* [REQUEST] Reproduce the records below in full and word for word, excluding pictures.

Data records
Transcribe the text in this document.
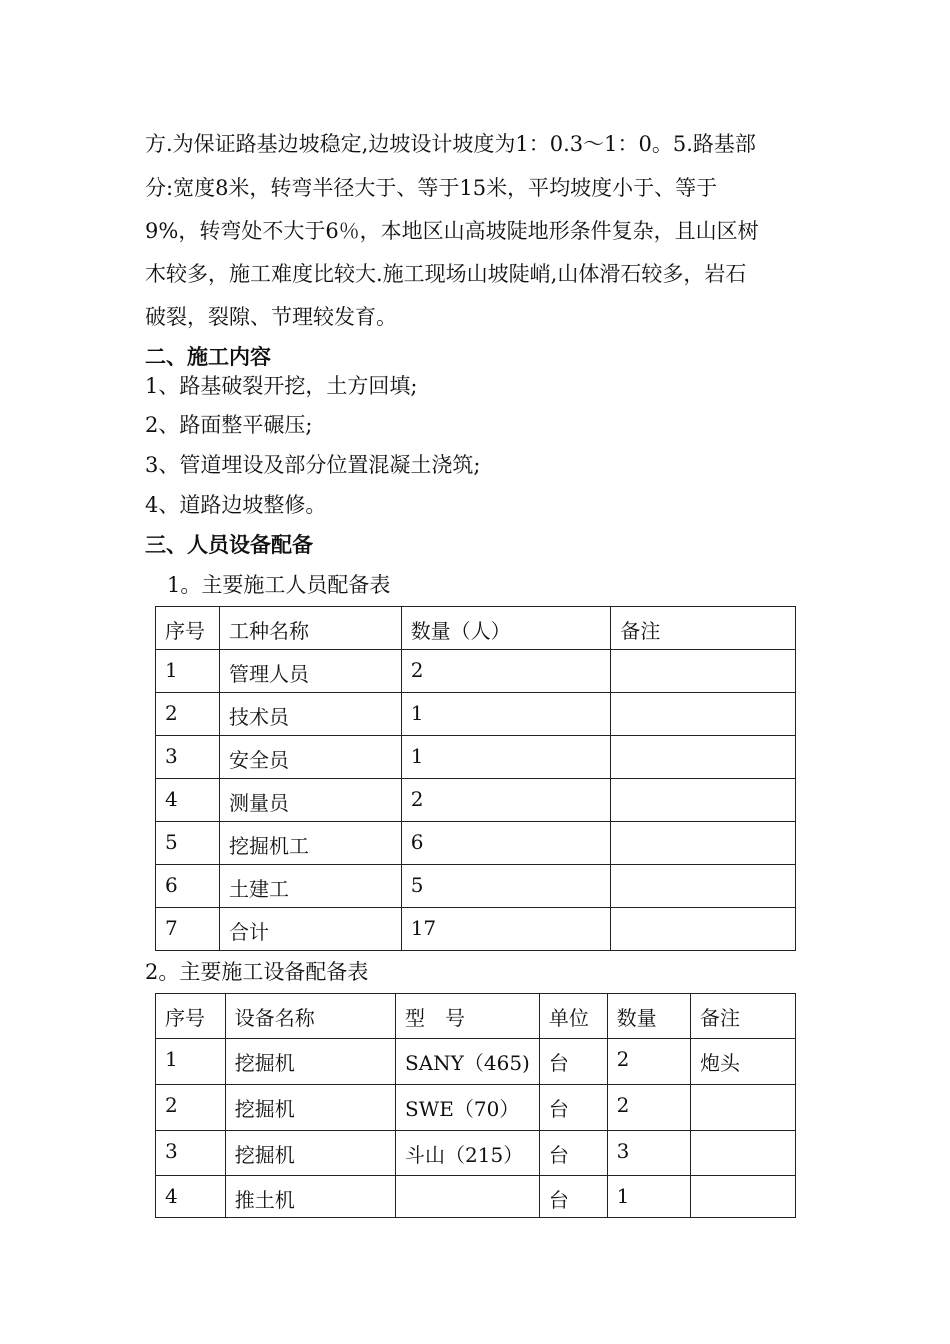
方.为保证路基边坡稳定,边坡设计坡度为1：0.3～1：0。5.路基部
分:宽度8米，转弯半径大于、等于15米，平均坡度小于、等于
9%，转弯处不大于6％，本地区山高坡陡地形条件复杂，且山区树
木较多，施工难度比较大.施工现场山坡陡峭,山体滑石较多，岩石
破裂，裂隙、节理较发育。
二、施工内容
1、路基破裂开挖，土方回填;
2、路面整平碾压;
3、管道埋设及部分位置混凝土浇筑;
4、道路边坡整修。
三、人员设备配备
1。主要施工人员配备表
序号	工种名称	数量（人）	备注
1	管理人员	2	
2	技术员	1	
3	安全员	1	
4	测量员	2	
5	挖掘机工	6	
6	土建工	5	
7	合计	17	
2。主要施工设备配备表
序号	设备名称	型　号	单位	数量	备注
1	挖掘机	SANY（465)	台	2	炮头
2	挖掘机	SWE（70）	台	2	
3	挖掘机	斗山（215）	台	3	
4	推土机		台	1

* [OUTPUT BELOW]
Transcribe the text in this document.
方.为保证路基边坡稳定,边坡设计坡度为1：0.3～1：0。5.路基部
分:宽度8米，转弯半径大于、等于15米，平均坡度小于、等于
9%，转弯处不大于6％，本地区山高坡陡地形条件复杂，且山区树
木较多，施工难度比较大.施工现场山坡陡峭,山体滑石较多，岩石
破裂，裂隙、节理较发育。
二、施工内容
1、路基破裂开挖，土方回填;
2、路面整平碾压;
3、管道埋设及部分位置混凝土浇筑;
4、道路边坡整修。
三、人员设备配备
1。主要施工人员配备表
序号	工种名称	数量（人）	备注
1	管理人员	2	
2	技术员	1	
3	安全员	1	
4	测量员	2	
5	挖掘机工	6	
6	土建工	5	
7	合计	17	
2。主要施工设备配备表
序号	设备名称	型　号	单位	数量	备注
1	挖掘机	SANY（465)	台	2	炮头
2	挖掘机	SWE（70）	台	2	
3	挖掘机	斗山（215）	台	3	
4	推土机		台	1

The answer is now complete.